━━━ PROVIDED DATA

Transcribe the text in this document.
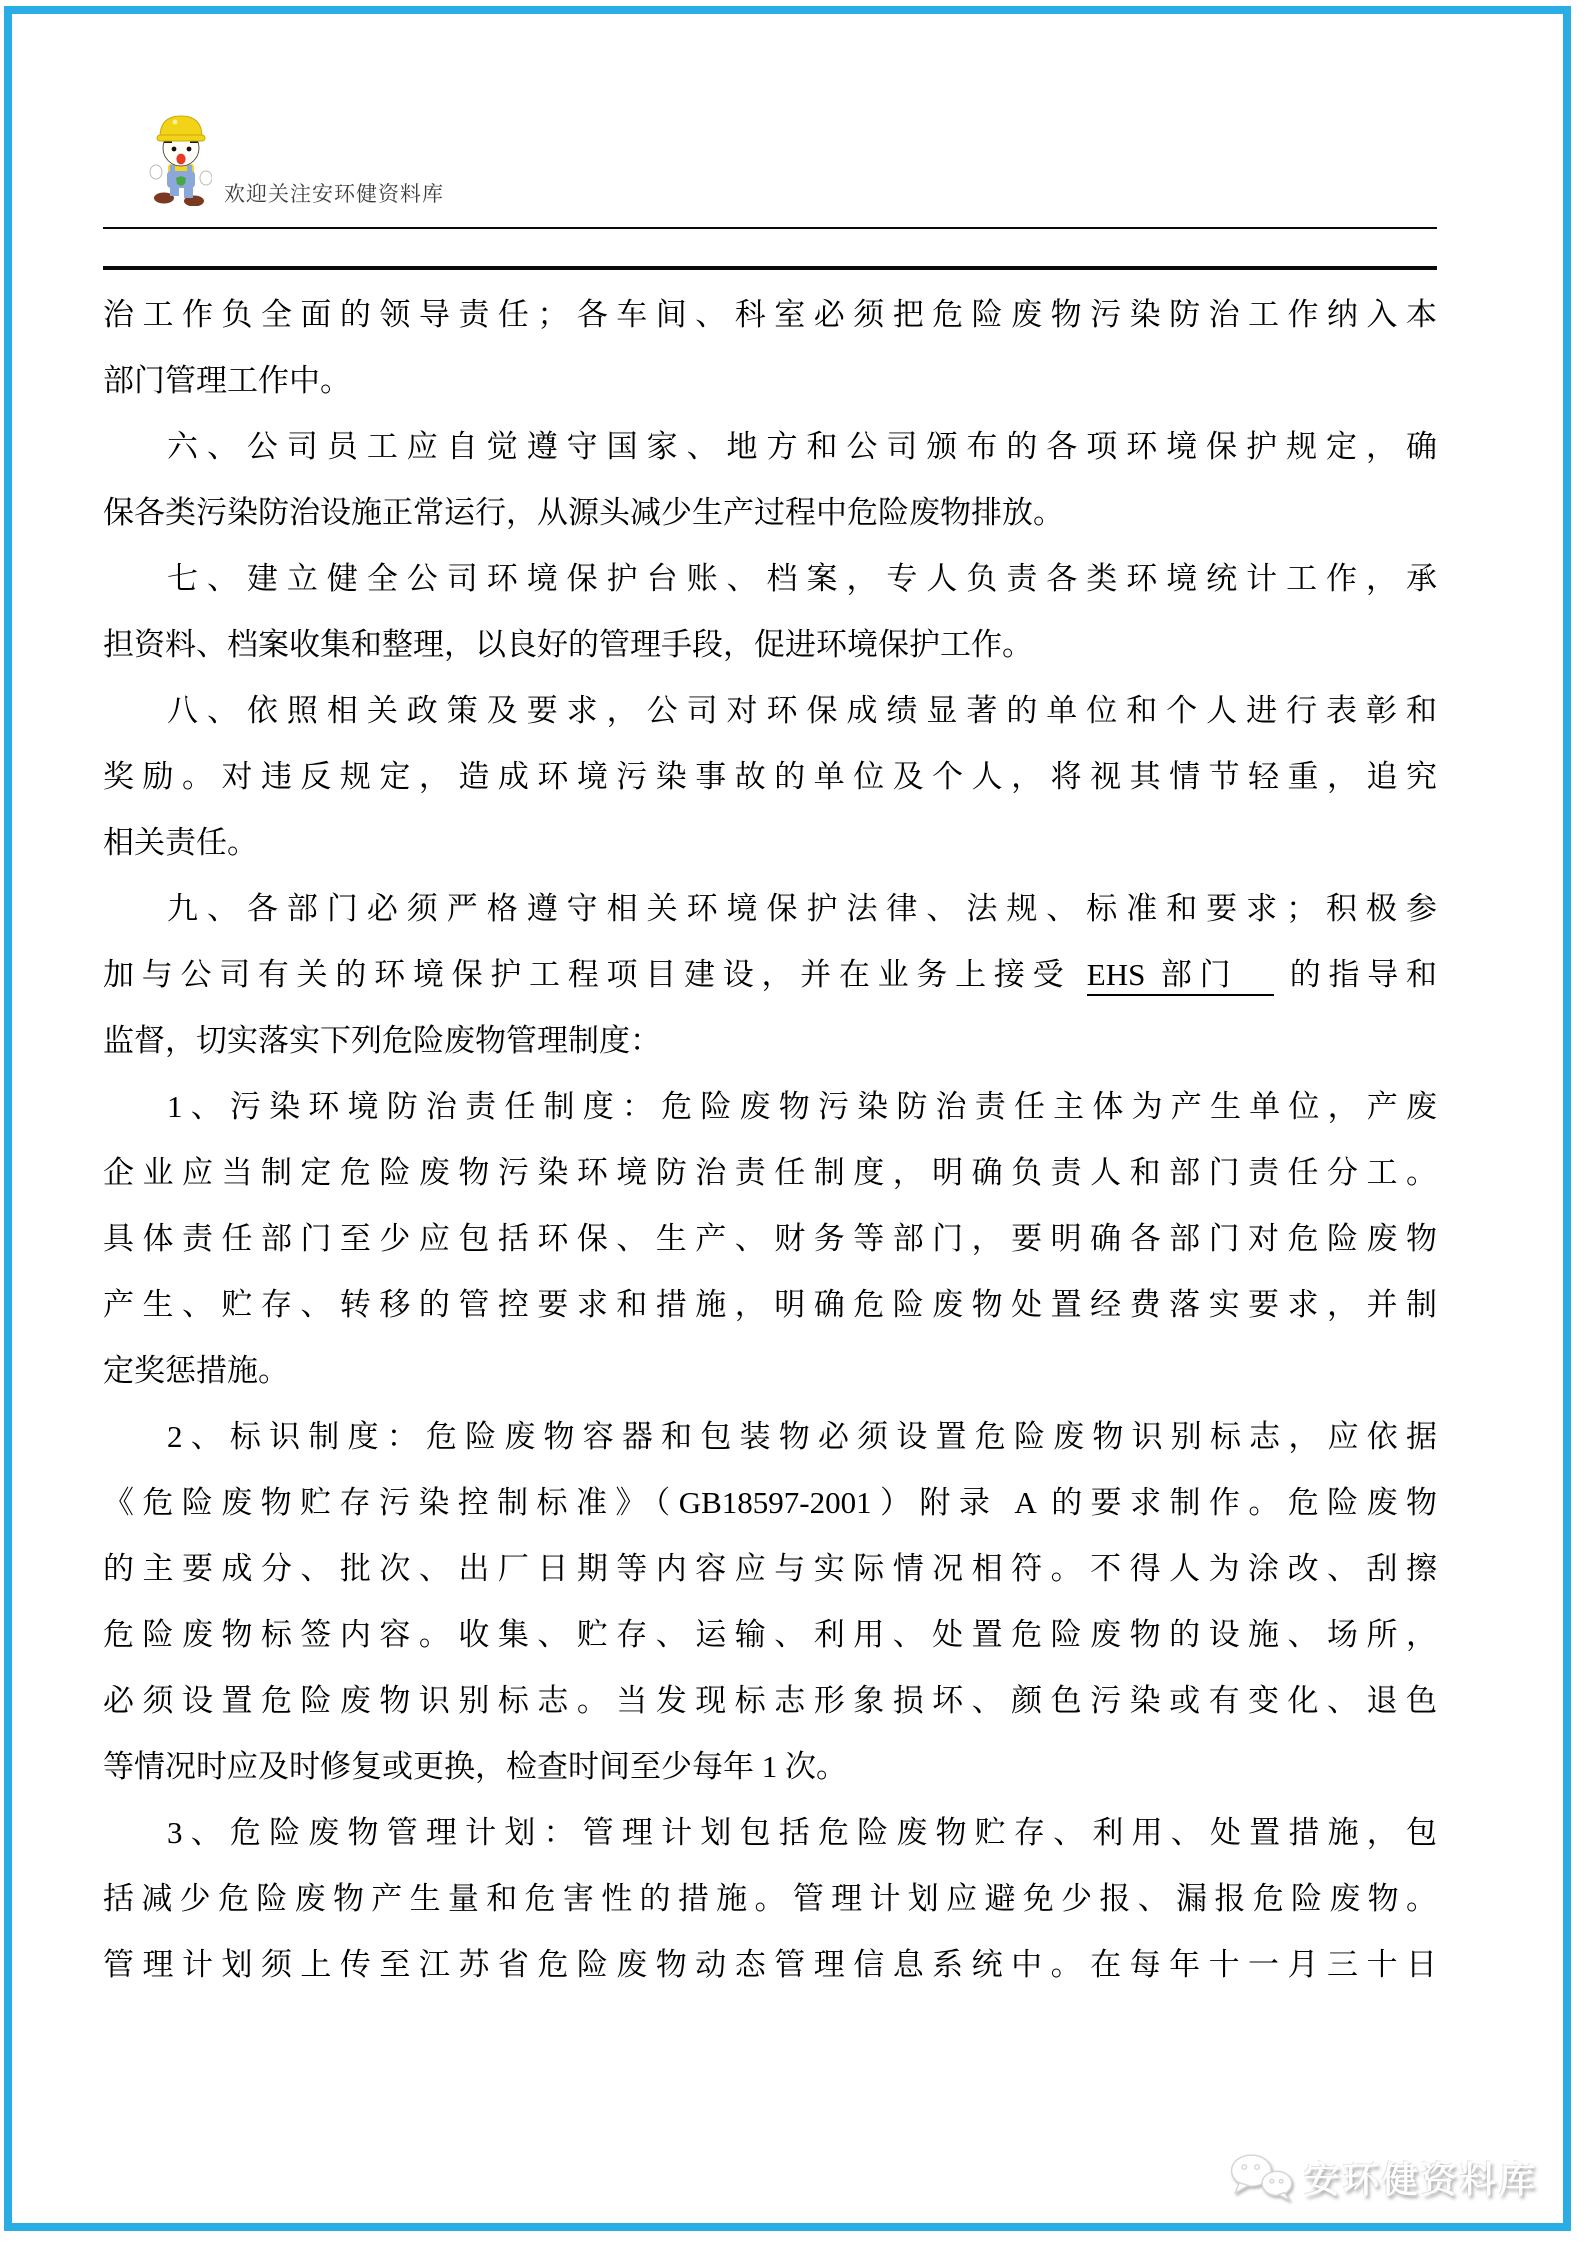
欢迎关注安环健资料库
治工作负全面的领导责任；各车间、科室必须把危险废物污染防治工作纳入本
部门管理工作中。
六、公司员工应自觉遵守国家、地方和公司颁布的各项环境保护规定，确
保各类污染防治设施正常运行，从源头减少生产过程中危险废物排放。
七、建立健全公司环境保护台账、档案，专人负责各类环境统计工作，承
担资料、档案收集和整理，以良好的管理手段，促进环境保护工作。
八、依照相关政策及要求，公司对环保成绩显著的单位和个人进行表彰和
奖励。对违反规定，造成环境污染事故的单位及个人，将视其情节轻重，追究
相关责任。
九、各部门必须严格遵守相关环境保护法律、法规、标准和要求；积极参
加与公司有关的环境保护工程项目建设，并在业务上接受 EHS 部门 的指导和
监督，切实落实下列危险废物管理制度：
1、污染环境防治责任制度：危险废物污染防治责任主体为产生单位，产废
企业应当制定危险废物污染环境防治责任制度，明确负责人和部门责任分工。
具体责任部门至少应包括环保、生产、财务等部门，要明确各部门对危险废物
产生、贮存、转移的管控要求和措施，明确危险废物处置经费落实要求，并制
定奖惩措施。
2、标识制度：危险废物容器和包装物必须设置危险废物识别标志，应依据
《危险废物贮存污染控制标准》（GB18597-2001）附录 A 的要求制作。危险废物
的主要成分、批次、出厂日期等内容应与实际情况相符。不得人为涂改、刮擦
危险废物标签内容。收集、贮存、运输、利用、处置危险废物的设施、场所，
必须设置危险废物识别标志。当发现标志形象损坏、颜色污染或有变化、退色
等情况时应及时修复或更换，检查时间至少每年 1 次。
3、危险废物管理计划：管理计划包括危险废物贮存、利用、处置措施，包
括减少危险废物产生量和危害性的措施。管理计划应避免少报、漏报危险废物。
管理计划须上传至江苏省危险废物动态管理信息系统中。在每年十一月三十日
安环健资料库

━━━━━━

■ STATED TASK
Repeat each line of the records above exactly, but do not copy the pictures.

■ COMPLETE ANSWER
Transcribe the text in this document.
欢迎关注安环健资料库
治工作负全面的领导责任；各车间、科室必须把危险废物污染防治工作纳入本
部门管理工作中。
六、公司员工应自觉遵守国家、地方和公司颁布的各项环境保护规定，确
保各类污染防治设施正常运行，从源头减少生产过程中危险废物排放。
七、建立健全公司环境保护台账、档案，专人负责各类环境统计工作，承
担资料、档案收集和整理，以良好的管理手段，促进环境保护工作。
八、依照相关政策及要求，公司对环保成绩显著的单位和个人进行表彰和
奖励。对违反规定，造成环境污染事故的单位及个人，将视其情节轻重，追究
相关责任。
九、各部门必须严格遵守相关环境保护法律、法规、标准和要求；积极参
加与公司有关的环境保护工程项目建设，并在业务上接受 EHS 部门 的指导和
监督，切实落实下列危险废物管理制度：
1、污染环境防治责任制度：危险废物污染防治责任主体为产生单位，产废
企业应当制定危险废物污染环境防治责任制度，明确负责人和部门责任分工。
具体责任部门至少应包括环保、生产、财务等部门，要明确各部门对危险废物
产生、贮存、转移的管控要求和措施，明确危险废物处置经费落实要求，并制
定奖惩措施。
2、标识制度：危险废物容器和包装物必须设置危险废物识别标志，应依据
《危险废物贮存污染控制标准》（GB18597-2001）附录 A 的要求制作。危险废物
的主要成分、批次、出厂日期等内容应与实际情况相符。不得人为涂改、刮擦
危险废物标签内容。收集、贮存、运输、利用、处置危险废物的设施、场所，
必须设置危险废物识别标志。当发现标志形象损坏、颜色污染或有变化、退色
等情况时应及时修复或更换，检查时间至少每年 1 次。
3、危险废物管理计划：管理计划包括危险废物贮存、利用、处置措施，包
括减少危险废物产生量和危害性的措施。管理计划应避免少报、漏报危险废物。
管理计划须上传至江苏省危险废物动态管理信息系统中。在每年十一月三十日
安环健资料库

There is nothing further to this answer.